> _Document_:
* * *

The Challenge: Cutthroat is the 20th season of the MTV reality competition series, The Challenge.

Filmed in Prague, Czech Republic, Cutthroat features a first-ever three-team format with cast members from The Real World, Road Rules, and The Challenge. The season premiered on Wednesday, October 6, 2010, and concluded with the "S#!% They Should Have Shown" special on December 22, 2010.

Format
This season of The Challenge features a new format, consisting of three teams. A race to the "Gulag" was held to determine the selections of the teams. The three players that finished last in the race — Camila Nakagawa, Shauvon Torres and Emilee Fitzpatrick — were chosen as the team captains. Those three selected players, alternating between male and female, until each team was split evenly — five men and five women on each team — see Cast and Draft sections below.

The three teams will participate in numerous challenges (sometimes called "missions"), which are followed by an elimination challenge, known as the "Gulag." The team who wins a challenge will receive a cash prize of $20,000 to be banked in their team bank accounts, as well as winning immunity from the Gulag.

The two losing teams will then be forced to choose one player of each gender from their own teams for possible elimination. Each player will cast secret votes to decide which two men and two women will battle in same-gender Gulags. The winning players will rejoin their respective teams and stay in the game for a chance at a share of $120,000, while the losing players will be eliminated from the game.

* * *

> _Collected data_:
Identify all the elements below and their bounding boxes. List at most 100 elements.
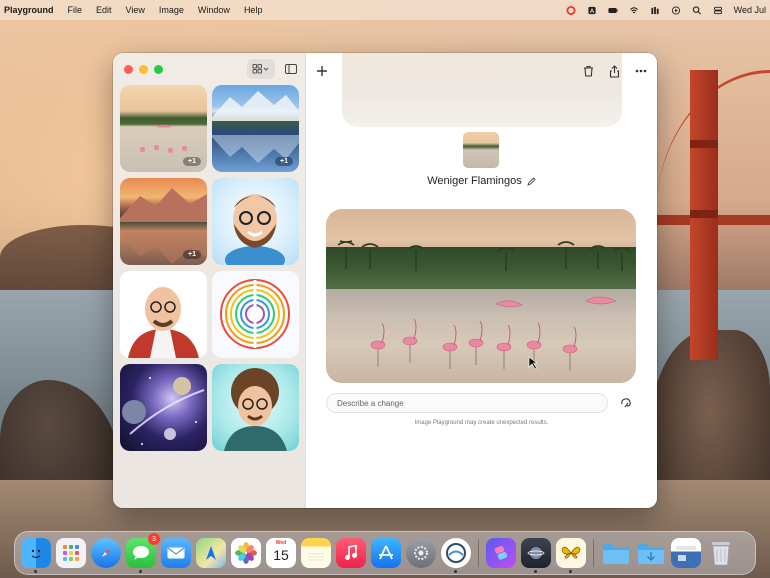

* * *

> _Aim A_:
Answer these about the Cutthroat text:
(i) In what city and country was the season filmed?
(ii) What cash prize does the team that wins a challenge receive?
(iii) How many men and how many women make up each team?
> _Aim B_: From the Cutthroat text, extract the passage starting with "The Challenge: Cutthroat" and going on through "December 22, 2010.".
The data has no connection to the Cutthroat text.

> _Full response A_:
(i) Prague, Czech Republic
(ii) $20,000
(iii) Five men and five women

> _Full response B_:
The Challenge: Cutthroat is the 20th season of the MTV reality competition series, The Challenge.

Filmed in Prague, Czech Republic, Cutthroat features a first-ever three-team format with cast members from The Real World, Road Rules, and The Challenge. The season premiered on Wednesday, October 6, 2010, and concluded with the "S#!% They Should Have Shown" special on December 22, 2010.